Objective: Count how many lines in this material contain "ordine". The answer is that number alone.

[Collected data]
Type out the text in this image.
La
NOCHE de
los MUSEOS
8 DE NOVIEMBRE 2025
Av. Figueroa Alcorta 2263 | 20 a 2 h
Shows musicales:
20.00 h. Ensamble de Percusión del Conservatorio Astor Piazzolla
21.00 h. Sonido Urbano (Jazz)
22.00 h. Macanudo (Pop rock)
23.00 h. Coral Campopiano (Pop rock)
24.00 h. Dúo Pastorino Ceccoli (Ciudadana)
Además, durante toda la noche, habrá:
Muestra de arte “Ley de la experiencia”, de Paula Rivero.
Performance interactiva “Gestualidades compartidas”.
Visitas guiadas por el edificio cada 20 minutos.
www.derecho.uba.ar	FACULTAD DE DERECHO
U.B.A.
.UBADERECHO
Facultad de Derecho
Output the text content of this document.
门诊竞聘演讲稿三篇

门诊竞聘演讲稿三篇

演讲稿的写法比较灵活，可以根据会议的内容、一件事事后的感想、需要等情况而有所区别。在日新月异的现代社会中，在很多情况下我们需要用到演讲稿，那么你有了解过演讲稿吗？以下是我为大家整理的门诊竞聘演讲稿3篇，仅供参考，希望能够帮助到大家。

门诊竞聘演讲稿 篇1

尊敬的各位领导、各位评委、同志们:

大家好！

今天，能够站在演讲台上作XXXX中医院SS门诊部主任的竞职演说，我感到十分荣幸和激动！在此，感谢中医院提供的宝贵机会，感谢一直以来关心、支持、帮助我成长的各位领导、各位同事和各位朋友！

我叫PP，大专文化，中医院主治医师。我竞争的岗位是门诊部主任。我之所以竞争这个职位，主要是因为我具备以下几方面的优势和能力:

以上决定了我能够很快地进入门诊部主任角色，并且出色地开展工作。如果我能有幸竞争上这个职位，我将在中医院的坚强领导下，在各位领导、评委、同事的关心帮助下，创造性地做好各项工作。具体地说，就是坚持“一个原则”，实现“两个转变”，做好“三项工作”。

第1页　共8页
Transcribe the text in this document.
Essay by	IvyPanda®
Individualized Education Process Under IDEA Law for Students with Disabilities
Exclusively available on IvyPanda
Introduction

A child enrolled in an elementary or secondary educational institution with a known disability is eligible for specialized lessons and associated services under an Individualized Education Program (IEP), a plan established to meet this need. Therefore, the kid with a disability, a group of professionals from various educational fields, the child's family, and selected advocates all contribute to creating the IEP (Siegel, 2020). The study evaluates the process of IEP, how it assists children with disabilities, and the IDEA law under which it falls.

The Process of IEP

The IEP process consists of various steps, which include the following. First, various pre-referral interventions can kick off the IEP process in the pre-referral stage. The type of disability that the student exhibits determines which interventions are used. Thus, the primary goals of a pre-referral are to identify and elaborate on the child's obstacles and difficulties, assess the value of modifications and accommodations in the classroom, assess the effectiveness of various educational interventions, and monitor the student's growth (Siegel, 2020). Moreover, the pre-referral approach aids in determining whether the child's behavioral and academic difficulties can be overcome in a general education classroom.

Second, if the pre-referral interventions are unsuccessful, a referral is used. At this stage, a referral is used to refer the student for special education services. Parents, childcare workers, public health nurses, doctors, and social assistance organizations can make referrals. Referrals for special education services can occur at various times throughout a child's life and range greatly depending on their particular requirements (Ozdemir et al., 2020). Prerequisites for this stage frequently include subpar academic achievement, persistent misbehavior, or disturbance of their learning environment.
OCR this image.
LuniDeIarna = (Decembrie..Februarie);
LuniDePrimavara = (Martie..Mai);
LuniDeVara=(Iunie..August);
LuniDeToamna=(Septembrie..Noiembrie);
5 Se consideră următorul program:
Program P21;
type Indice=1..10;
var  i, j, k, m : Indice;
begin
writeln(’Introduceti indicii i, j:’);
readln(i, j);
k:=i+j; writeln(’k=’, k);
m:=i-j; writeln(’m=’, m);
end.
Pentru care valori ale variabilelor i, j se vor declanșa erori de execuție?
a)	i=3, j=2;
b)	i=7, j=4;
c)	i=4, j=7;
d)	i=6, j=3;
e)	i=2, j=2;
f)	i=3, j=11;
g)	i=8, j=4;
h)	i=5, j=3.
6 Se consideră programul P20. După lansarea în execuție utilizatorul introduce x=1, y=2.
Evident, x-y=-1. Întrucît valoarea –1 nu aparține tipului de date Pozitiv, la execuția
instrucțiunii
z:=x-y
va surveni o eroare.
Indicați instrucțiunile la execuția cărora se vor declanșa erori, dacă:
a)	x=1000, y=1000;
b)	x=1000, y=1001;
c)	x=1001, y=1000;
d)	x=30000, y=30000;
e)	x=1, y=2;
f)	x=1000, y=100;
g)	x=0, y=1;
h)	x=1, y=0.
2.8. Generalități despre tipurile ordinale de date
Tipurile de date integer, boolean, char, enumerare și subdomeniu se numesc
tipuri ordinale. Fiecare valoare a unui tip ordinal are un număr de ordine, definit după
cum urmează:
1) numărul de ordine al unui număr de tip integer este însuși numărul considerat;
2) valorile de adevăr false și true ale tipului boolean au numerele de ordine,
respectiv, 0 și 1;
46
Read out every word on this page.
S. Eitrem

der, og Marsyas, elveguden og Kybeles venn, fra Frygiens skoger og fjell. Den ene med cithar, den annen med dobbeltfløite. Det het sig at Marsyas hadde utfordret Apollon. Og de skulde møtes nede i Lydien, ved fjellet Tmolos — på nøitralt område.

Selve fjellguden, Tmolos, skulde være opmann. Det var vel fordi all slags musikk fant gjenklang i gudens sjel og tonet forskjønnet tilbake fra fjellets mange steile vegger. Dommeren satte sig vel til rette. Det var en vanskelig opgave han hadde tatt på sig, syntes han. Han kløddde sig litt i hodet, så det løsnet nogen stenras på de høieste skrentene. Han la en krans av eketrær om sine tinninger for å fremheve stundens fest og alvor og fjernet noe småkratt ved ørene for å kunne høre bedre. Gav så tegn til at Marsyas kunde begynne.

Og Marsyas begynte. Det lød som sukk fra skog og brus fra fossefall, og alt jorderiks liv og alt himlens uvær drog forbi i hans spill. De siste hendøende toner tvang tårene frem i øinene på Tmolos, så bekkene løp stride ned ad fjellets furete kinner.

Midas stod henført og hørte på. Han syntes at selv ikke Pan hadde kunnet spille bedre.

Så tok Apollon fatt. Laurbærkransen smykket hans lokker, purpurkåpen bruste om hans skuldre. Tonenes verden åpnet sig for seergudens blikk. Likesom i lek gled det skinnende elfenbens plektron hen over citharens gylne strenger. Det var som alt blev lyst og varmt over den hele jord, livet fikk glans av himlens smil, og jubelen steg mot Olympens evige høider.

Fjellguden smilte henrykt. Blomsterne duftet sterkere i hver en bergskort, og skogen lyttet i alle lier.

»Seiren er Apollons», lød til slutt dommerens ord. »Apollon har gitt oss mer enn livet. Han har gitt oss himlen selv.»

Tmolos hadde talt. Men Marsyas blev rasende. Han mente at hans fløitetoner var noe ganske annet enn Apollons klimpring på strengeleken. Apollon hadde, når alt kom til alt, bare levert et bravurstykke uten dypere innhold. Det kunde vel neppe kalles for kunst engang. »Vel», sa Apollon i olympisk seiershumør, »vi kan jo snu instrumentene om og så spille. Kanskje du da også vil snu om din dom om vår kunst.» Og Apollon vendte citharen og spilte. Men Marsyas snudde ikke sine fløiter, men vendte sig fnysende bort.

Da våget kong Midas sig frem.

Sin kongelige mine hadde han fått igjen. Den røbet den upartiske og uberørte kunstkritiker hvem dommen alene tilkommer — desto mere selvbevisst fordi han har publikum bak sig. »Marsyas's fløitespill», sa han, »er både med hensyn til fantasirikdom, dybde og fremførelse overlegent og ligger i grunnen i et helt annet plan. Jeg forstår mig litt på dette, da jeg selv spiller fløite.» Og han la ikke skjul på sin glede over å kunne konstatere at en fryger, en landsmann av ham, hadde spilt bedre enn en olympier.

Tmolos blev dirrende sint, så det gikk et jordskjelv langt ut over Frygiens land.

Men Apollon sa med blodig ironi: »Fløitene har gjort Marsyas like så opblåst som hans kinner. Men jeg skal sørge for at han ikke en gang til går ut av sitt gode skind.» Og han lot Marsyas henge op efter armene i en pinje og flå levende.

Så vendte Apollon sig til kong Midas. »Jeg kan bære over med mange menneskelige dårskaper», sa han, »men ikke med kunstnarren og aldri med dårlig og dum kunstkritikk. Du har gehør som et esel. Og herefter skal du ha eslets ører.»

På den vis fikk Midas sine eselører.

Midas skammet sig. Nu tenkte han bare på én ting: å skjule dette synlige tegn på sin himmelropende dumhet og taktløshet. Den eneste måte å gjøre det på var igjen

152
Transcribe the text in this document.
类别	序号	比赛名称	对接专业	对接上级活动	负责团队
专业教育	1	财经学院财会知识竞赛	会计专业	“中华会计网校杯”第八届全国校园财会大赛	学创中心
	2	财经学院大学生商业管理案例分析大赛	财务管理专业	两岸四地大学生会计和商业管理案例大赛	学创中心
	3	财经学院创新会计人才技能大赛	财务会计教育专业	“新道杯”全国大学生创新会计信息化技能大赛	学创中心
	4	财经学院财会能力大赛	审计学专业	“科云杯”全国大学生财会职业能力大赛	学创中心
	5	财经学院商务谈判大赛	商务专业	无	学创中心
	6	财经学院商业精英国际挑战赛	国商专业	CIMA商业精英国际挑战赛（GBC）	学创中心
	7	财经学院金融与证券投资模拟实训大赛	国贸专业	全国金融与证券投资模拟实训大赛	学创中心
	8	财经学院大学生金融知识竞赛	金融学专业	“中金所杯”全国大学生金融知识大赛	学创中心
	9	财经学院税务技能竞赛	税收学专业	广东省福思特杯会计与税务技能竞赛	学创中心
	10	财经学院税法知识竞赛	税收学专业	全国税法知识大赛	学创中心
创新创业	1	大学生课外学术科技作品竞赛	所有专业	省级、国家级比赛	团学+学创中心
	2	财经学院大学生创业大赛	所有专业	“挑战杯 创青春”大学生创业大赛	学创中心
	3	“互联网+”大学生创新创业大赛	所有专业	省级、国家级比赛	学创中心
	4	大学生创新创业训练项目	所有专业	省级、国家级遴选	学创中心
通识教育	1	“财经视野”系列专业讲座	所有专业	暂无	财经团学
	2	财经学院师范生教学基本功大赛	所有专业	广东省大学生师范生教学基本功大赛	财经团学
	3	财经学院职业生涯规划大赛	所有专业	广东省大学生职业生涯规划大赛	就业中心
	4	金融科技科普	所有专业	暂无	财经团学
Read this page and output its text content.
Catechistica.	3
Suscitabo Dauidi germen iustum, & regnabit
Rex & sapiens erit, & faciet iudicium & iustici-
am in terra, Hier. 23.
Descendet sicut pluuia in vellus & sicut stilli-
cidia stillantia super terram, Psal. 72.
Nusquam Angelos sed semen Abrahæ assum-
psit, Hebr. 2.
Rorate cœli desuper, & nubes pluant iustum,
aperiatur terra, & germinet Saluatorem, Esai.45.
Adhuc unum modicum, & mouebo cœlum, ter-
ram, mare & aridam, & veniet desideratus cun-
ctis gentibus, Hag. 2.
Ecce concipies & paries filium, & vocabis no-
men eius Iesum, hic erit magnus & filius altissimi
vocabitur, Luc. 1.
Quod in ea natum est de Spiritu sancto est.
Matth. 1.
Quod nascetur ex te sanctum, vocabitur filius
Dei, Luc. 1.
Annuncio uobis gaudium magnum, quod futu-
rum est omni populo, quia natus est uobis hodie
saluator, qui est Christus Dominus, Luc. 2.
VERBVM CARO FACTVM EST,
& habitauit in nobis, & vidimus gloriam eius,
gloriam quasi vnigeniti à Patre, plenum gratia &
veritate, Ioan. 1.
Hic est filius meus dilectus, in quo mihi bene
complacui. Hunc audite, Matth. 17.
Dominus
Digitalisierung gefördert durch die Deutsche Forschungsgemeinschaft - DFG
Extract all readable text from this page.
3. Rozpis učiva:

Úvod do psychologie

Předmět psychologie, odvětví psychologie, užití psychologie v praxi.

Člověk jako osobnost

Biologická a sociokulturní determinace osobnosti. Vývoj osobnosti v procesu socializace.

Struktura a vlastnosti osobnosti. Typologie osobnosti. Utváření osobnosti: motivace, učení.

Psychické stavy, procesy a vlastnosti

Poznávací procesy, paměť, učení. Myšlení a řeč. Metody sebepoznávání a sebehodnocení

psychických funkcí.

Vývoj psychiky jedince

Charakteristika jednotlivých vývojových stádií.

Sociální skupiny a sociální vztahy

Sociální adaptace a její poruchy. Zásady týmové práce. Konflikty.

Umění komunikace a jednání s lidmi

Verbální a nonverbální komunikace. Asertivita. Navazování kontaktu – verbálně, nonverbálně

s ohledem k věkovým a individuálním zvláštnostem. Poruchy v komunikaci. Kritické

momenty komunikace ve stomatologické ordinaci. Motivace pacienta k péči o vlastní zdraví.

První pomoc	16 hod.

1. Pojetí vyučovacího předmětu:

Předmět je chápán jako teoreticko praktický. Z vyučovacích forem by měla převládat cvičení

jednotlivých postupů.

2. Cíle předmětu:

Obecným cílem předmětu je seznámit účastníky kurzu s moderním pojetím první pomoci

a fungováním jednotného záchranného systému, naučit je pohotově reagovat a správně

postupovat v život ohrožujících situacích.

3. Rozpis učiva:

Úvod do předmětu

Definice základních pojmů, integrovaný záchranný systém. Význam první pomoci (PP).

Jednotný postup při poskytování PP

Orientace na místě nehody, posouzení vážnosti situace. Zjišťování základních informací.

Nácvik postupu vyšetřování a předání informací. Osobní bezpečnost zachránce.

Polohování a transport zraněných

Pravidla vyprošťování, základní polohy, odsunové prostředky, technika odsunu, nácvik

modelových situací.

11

Exercise result: 3